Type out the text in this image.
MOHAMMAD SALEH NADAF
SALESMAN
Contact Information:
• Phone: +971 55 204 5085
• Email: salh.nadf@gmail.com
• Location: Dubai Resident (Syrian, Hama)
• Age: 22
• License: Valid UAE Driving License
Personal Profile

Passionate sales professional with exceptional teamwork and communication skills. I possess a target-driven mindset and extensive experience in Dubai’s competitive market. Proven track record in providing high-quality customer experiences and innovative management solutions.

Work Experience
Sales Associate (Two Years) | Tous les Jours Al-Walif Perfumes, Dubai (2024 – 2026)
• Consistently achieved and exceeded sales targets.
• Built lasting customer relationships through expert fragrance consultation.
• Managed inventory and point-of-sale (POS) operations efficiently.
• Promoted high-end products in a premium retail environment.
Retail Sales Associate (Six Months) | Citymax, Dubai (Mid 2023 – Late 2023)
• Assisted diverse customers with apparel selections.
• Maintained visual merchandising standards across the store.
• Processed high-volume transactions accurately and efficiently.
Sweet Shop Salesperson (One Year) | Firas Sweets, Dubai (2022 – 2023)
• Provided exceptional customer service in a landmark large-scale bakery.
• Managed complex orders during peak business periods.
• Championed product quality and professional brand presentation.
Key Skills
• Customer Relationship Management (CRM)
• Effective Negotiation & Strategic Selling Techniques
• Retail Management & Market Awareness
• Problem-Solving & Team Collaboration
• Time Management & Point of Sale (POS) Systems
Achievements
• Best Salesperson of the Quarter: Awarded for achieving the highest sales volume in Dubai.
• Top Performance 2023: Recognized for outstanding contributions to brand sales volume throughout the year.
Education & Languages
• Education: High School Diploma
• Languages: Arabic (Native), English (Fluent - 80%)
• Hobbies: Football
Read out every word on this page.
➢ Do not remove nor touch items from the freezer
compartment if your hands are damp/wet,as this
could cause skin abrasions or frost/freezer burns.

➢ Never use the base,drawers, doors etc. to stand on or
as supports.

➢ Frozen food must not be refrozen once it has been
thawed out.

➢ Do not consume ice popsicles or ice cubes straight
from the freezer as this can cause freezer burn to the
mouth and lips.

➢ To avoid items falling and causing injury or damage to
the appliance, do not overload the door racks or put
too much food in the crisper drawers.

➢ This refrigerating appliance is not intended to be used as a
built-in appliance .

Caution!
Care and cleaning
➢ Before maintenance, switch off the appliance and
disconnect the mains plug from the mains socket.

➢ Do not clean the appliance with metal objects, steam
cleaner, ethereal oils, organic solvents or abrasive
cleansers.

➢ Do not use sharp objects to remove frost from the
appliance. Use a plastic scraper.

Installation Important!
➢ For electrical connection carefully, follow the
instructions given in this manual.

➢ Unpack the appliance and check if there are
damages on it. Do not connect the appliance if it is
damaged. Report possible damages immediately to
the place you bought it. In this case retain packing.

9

> **THE EXERCISE**: The lines to reproduce run from the line containing "Read out every word on this page." to the end of the listing; write them out exactly and add nothing.

> **COMPLETED EXERCISE**:
Read out every word on this page.
➢ Do not remove nor touch items from the freezer
compartment if your hands are damp/wet,as this
could cause skin abrasions or frost/freezer burns.

➢ Never use the base,drawers, doors etc. to stand on or
as supports.

➢ Frozen food must not be refrozen once it has been
thawed out.

➢ Do not consume ice popsicles or ice cubes straight
from the freezer as this can cause freezer burn to the
mouth and lips.

➢ To avoid items falling and causing injury or damage to
the appliance, do not overload the door racks or put
too much food in the crisper drawers.

➢ This refrigerating appliance is not intended to be used as a
built-in appliance .

Caution!
Care and cleaning
➢ Before maintenance, switch off the appliance and
disconnect the mains plug from the mains socket.

➢ Do not clean the appliance with metal objects, steam
cleaner, ethereal oils, organic solvents or abrasive
cleansers.

➢ Do not use sharp objects to remove frost from the
appliance. Use a plastic scraper.

Installation Important!
➢ For electrical connection carefully, follow the
instructions given in this manual.

➢ Unpack the appliance and check if there are
damages on it. Do not connect the appliance if it is
damaged. Report possible damages immediately to
the place you bought it. In this case retain packing.

9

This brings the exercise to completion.